Please set down all the lines beneath this one exactly, without the pictures.
>>
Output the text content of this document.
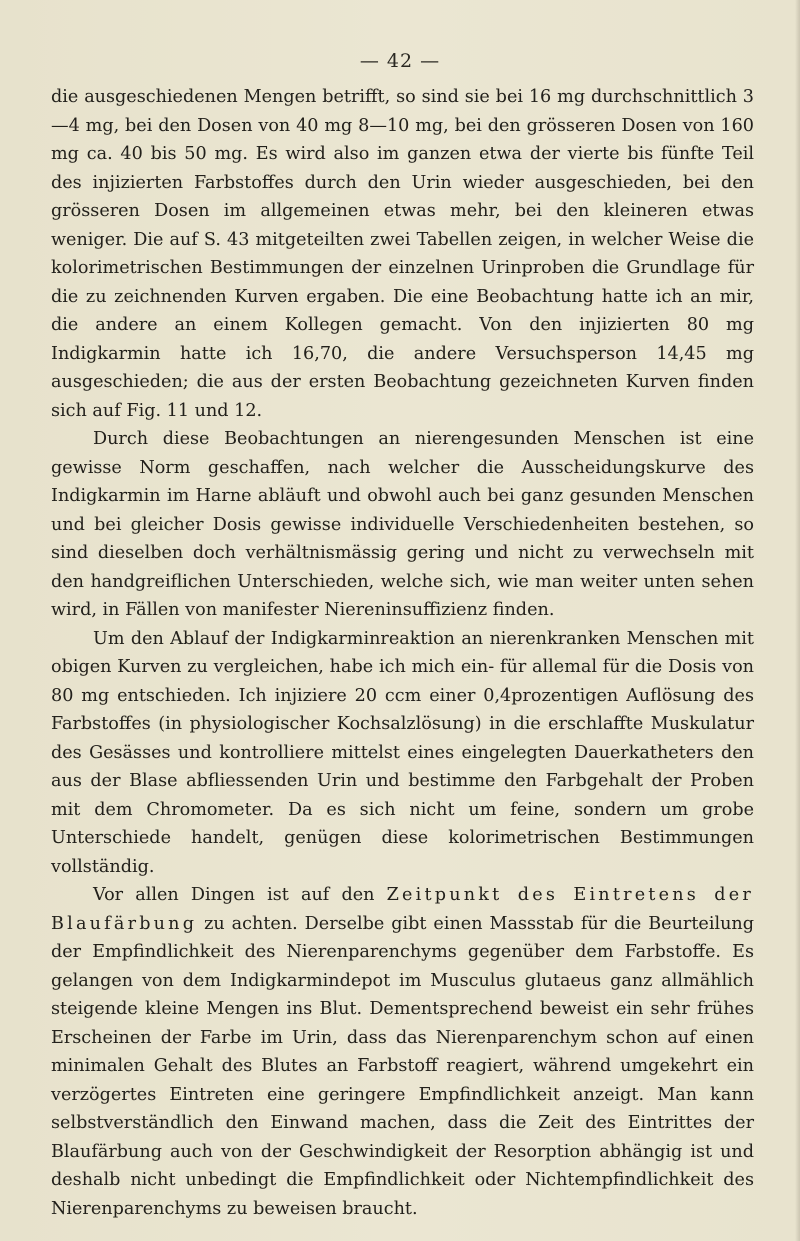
— 42 —

die ausgeschiedenen Mengen betrifft, so sind sie bei 16 mg durchschnittlich 3—4 mg, bei den Dosen von 40 mg 8—10 mg, bei den grösseren Dosen von 160 mg ca. 40 bis 50 mg. Es wird also im ganzen etwa der vierte bis fünfte Teil des injizierten Farbstoffes durch den Urin wieder ausgeschieden, bei den grösseren Dosen im allgemeinen etwas mehr, bei den kleineren etwas weniger. Die auf S. 43 mitgeteilten zwei Tabellen zeigen, in welcher Weise die kolorimetrischen Bestimmungen der einzelnen Urinproben die Grundlage für die zu zeichnenden Kurven ergaben. Die eine Beobachtung hatte ich an mir, die andere an einem Kollegen gemacht. Von den injizierten 80 mg Indigkarmin hatte ich 16,70, die andere Versuchsperson 14,45 mg ausgeschieden; die aus der ersten Beobachtung gezeichneten Kurven finden sich auf Fig. 11 und 12.

Durch diese Beobachtungen an nierengesunden Menschen ist eine gewisse Norm geschaffen, nach welcher die Ausscheidungskurve des Indigkarmin im Harne abläuft und obwohl auch bei ganz gesunden Menschen und bei gleicher Dosis gewisse individuelle Verschiedenheiten bestehen, so sind dieselben doch verhältnismässig gering und nicht zu verwechseln mit den handgreiflichen Unterschieden, welche sich, wie man weiter unten sehen wird, in Fällen von manifester Niereninsuffizienz finden.

Um den Ablauf der Indigkarminreaktion an nierenkranken Menschen mit obigen Kurven zu vergleichen, habe ich mich ein- für allemal für die Dosis von 80 mg entschieden. Ich injiziere 20 ccm einer 0,4prozentigen Auflösung des Farbstoffes (in physiologischer Kochsalzlösung) in die erschlaffte Muskulatur des Gesässes und kontrolliere mittelst eines eingelegten Dauerkatheters den aus der Blase abfliessenden Urin und bestimme den Farbgehalt der Proben mit dem Chromometer. Da es sich nicht um feine, sondern um grobe Unterschiede handelt, genügen diese kolorimetrischen Bestimmungen vollständig.

Vor allen Dingen ist auf den Zeitpunkt des Eintretens der Blaufärbung zu achten. Derselbe gibt einen Massstab für die Beurteilung der Empfindlichkeit des Nierenparenchyms gegenüber dem Farbstoffe. Es gelangen von dem Indigkarmindepot im Musculus glutaeus ganz allmählich steigende kleine Mengen ins Blut. Dementsprechend beweist ein sehr frühes Erscheinen der Farbe im Urin, dass das Nierenparenchym schon auf einen minimalen Gehalt des Blutes an Farbstoff reagiert, während umgekehrt ein verzögertes Eintreten eine geringere Empfindlichkeit anzeigt. Man kann selbstverständlich den Einwand machen, dass die Zeit des Eintrittes der Blaufärbung auch von der Geschwindigkeit der Resorption abhängig ist und deshalb nicht unbedingt die Empfindlichkeit oder Nichtempfindlichkeit des Nierenparenchyms zu beweisen braucht.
<<
▸ **WORKED ANSWER**:
Output the text content of this document.
— 42 —

die ausgeschiedenen Mengen betrifft, so sind sie bei 16 mg durchschnittlich 3—4 mg, bei den Dosen von 40 mg 8—10 mg, bei den grösseren Dosen von 160 mg ca. 40 bis 50 mg. Es wird also im ganzen etwa der vierte bis fünfte Teil des injizierten Farbstoffes durch den Urin wieder ausgeschieden, bei den grösseren Dosen im allgemeinen etwas mehr, bei den kleineren etwas weniger. Die auf S. 43 mitgeteilten zwei Tabellen zeigen, in welcher Weise die kolorimetrischen Bestimmungen der einzelnen Urinproben die Grundlage für die zu zeichnenden Kurven ergaben. Die eine Beobachtung hatte ich an mir, die andere an einem Kollegen gemacht. Von den injizierten 80 mg Indigkarmin hatte ich 16,70, die andere Versuchsperson 14,45 mg ausgeschieden; die aus der ersten Beobachtung gezeichneten Kurven finden sich auf Fig. 11 und 12.

Durch diese Beobachtungen an nierengesunden Menschen ist eine gewisse Norm geschaffen, nach welcher die Ausscheidungskurve des Indigkarmin im Harne abläuft und obwohl auch bei ganz gesunden Menschen und bei gleicher Dosis gewisse individuelle Verschiedenheiten bestehen, so sind dieselben doch verhältnismässig gering und nicht zu verwechseln mit den handgreiflichen Unterschieden, welche sich, wie man weiter unten sehen wird, in Fällen von manifester Niereninsuffizienz finden.

Um den Ablauf der Indigkarminreaktion an nierenkranken Menschen mit obigen Kurven zu vergleichen, habe ich mich ein- für allemal für die Dosis von 80 mg entschieden. Ich injiziere 20 ccm einer 0,4prozentigen Auflösung des Farbstoffes (in physiologischer Kochsalzlösung) in die erschlaffte Muskulatur des Gesässes und kontrolliere mittelst eines eingelegten Dauerkatheters den aus der Blase abfliessenden Urin und bestimme den Farbgehalt der Proben mit dem Chromometer. Da es sich nicht um feine, sondern um grobe Unterschiede handelt, genügen diese kolorimetrischen Bestimmungen vollständig.

Vor allen Dingen ist auf den Zeitpunkt des Eintretens der Blaufärbung zu achten. Derselbe gibt einen Massstab für die Beurteilung der Empfindlichkeit des Nierenparenchyms gegenüber dem Farbstoffe. Es gelangen von dem Indigkarmindepot im Musculus glutaeus ganz allmählich steigende kleine Mengen ins Blut. Dementsprechend beweist ein sehr frühes Erscheinen der Farbe im Urin, dass das Nierenparenchym schon auf einen minimalen Gehalt des Blutes an Farbstoff reagiert, während umgekehrt ein verzögertes Eintreten eine geringere Empfindlichkeit anzeigt. Man kann selbstverständlich den Einwand machen, dass die Zeit des Eintrittes der Blaufärbung auch von der Geschwindigkeit der Resorption abhängig ist und deshalb nicht unbedingt die Empfindlichkeit oder Nichtempfindlichkeit des Nierenparenchyms zu beweisen braucht.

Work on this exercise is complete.